## START Data to use
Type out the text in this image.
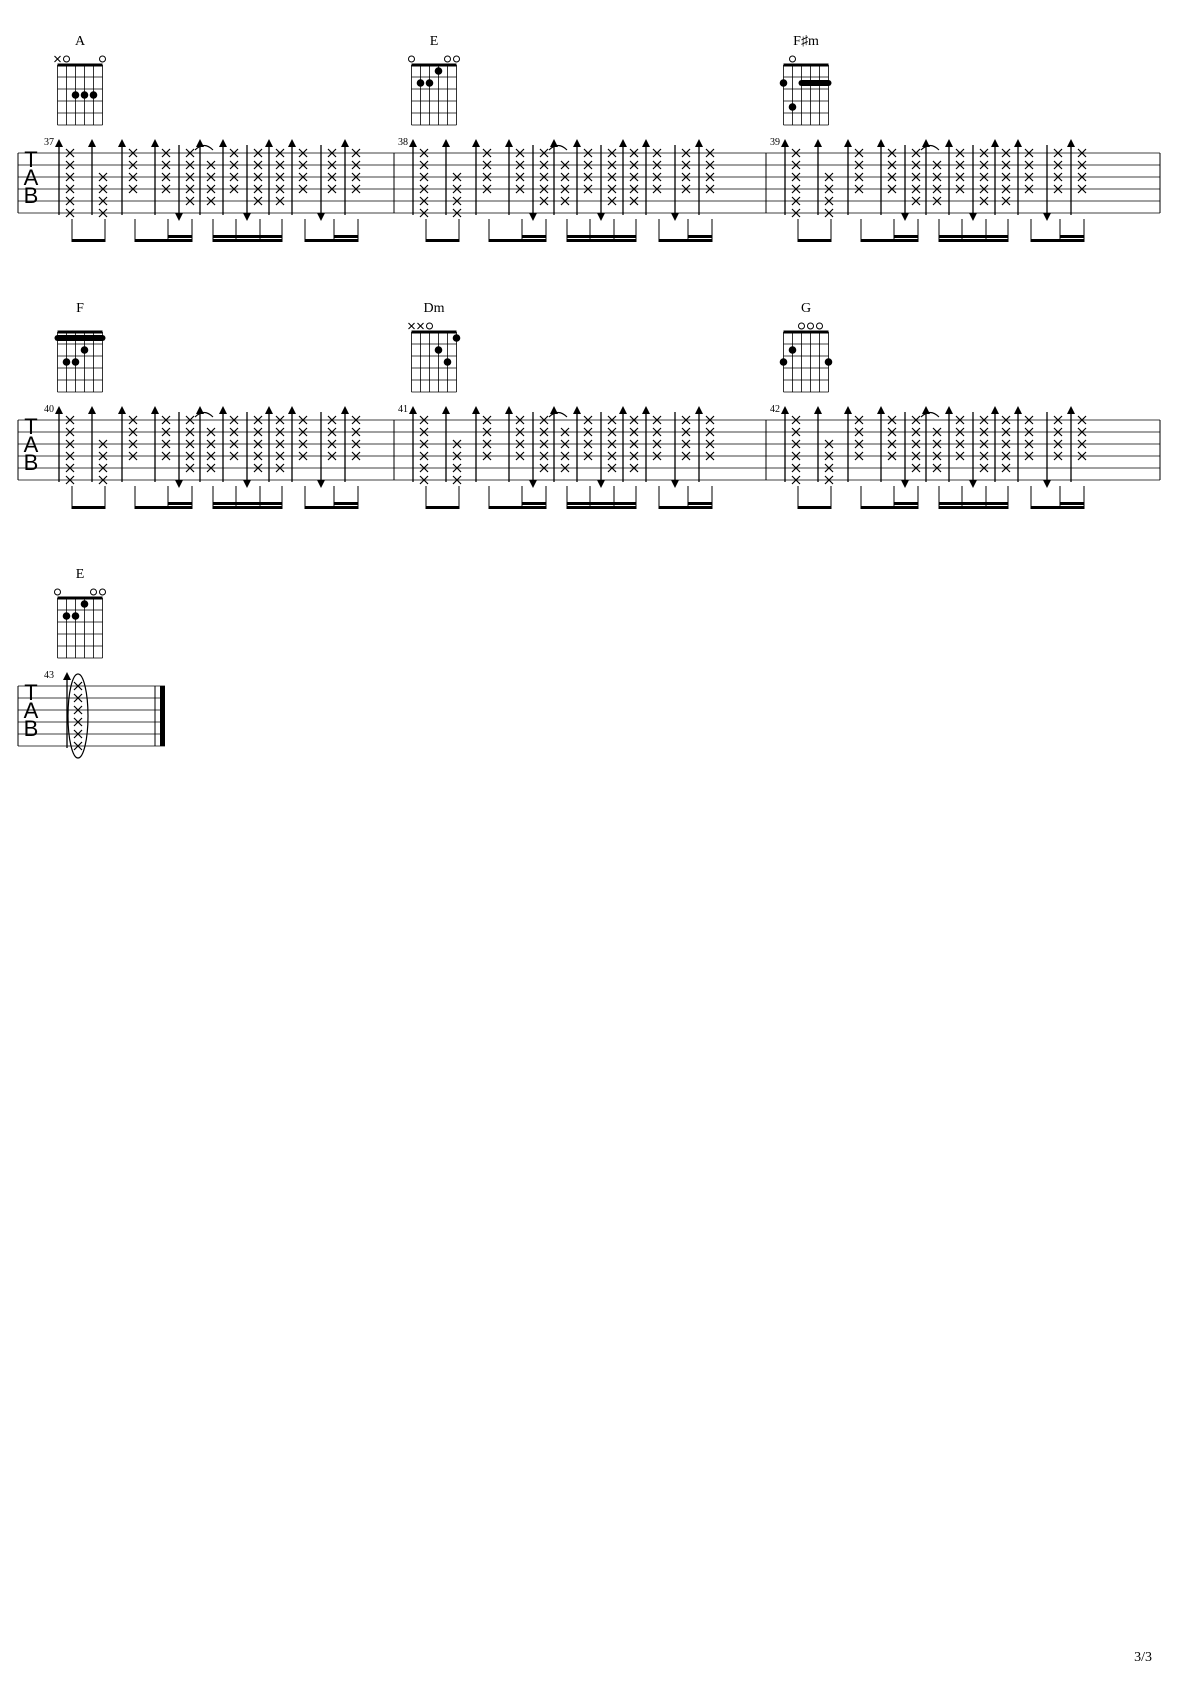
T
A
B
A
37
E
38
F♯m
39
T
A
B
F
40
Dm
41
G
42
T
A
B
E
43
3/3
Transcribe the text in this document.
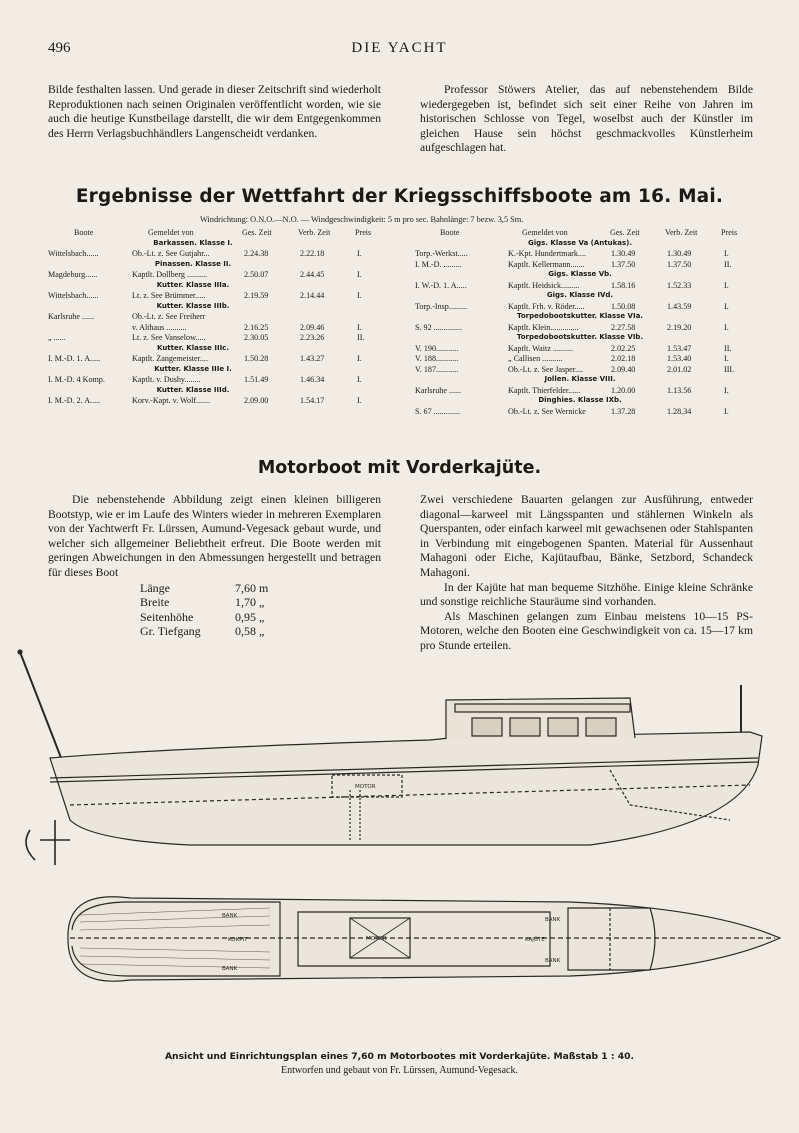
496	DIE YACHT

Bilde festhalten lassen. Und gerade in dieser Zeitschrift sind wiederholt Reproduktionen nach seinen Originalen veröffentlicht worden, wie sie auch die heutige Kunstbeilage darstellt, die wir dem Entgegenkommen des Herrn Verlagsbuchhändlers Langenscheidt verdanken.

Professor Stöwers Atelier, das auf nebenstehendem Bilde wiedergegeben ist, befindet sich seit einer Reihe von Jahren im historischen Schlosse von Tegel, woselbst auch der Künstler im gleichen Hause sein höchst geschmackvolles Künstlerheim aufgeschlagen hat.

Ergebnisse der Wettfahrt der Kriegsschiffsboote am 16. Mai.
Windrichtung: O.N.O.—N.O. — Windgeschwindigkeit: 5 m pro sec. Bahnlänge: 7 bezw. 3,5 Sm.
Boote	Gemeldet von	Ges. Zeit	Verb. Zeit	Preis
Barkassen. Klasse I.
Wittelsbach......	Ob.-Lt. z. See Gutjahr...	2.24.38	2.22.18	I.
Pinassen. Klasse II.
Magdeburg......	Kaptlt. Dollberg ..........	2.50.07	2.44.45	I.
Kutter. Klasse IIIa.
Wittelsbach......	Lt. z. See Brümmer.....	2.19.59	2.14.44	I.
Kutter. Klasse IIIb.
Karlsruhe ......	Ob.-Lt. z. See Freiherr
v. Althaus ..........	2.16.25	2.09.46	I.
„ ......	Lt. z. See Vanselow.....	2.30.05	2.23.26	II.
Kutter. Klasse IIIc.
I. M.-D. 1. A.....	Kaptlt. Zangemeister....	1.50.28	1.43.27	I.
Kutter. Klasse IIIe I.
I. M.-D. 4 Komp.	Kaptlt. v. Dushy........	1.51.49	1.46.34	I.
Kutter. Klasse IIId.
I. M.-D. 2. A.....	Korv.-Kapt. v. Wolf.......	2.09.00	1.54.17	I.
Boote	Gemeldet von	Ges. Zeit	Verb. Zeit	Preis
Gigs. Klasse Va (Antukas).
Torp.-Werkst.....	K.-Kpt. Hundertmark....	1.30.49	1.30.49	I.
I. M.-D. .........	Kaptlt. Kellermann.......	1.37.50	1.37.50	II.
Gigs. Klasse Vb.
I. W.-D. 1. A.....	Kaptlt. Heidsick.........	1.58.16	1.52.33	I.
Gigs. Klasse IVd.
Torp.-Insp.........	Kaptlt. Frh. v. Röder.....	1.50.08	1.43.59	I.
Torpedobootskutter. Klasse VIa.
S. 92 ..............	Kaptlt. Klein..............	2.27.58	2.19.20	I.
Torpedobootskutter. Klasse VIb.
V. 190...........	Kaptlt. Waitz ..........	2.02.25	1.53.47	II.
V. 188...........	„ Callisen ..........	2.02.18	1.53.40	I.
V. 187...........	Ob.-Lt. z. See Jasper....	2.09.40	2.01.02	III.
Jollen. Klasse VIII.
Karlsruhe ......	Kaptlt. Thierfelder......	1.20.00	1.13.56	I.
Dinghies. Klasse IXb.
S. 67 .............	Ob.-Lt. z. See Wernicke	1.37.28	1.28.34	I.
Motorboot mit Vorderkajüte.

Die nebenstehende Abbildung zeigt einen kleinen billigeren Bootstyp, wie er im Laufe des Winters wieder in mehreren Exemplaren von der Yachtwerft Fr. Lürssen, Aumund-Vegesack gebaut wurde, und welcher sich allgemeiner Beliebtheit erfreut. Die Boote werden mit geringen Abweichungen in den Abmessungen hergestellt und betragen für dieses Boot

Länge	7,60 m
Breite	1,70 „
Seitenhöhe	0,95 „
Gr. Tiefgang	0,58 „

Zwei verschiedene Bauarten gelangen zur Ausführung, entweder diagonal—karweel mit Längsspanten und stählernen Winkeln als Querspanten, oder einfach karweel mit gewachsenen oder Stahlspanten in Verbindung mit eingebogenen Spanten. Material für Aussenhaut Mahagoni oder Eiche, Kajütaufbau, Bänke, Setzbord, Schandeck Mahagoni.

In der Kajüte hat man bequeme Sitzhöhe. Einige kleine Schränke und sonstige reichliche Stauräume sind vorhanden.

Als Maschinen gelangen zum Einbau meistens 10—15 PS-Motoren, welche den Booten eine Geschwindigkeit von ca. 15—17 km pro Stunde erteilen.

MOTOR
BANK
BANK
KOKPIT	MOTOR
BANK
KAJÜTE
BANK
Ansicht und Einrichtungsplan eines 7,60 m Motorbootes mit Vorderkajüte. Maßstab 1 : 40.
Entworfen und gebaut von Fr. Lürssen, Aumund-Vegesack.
## END Data to use
## START Data to use
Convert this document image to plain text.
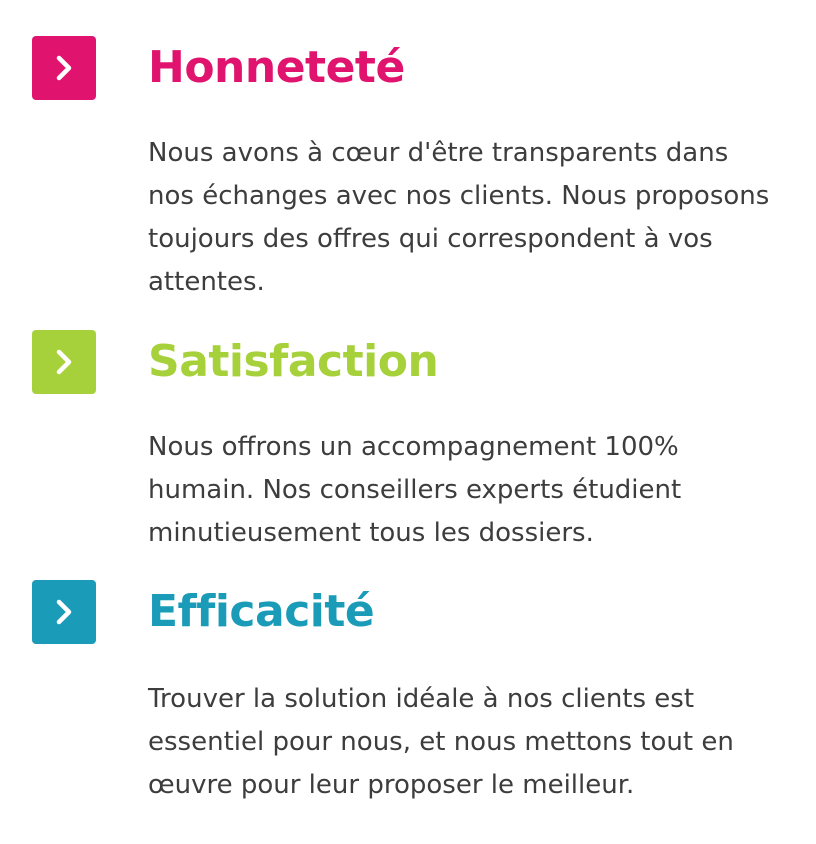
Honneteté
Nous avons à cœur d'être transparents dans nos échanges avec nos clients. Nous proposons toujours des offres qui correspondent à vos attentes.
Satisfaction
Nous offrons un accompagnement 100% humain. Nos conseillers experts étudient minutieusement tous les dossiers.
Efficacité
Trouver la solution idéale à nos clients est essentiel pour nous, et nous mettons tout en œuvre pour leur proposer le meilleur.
## END Data to use
Problem details
Check each line above for the string "clients" and show the ones that have it.

Solution to the exercise
Nous avons à cœur d'être transparents dans nos échanges avec nos clients. Nous proposons toujours des offres qui correspondent à vos attentes.
Trouver la solution idéale à nos clients est essentiel pour nous, et nous mettons tout en œuvre pour leur proposer le meilleur.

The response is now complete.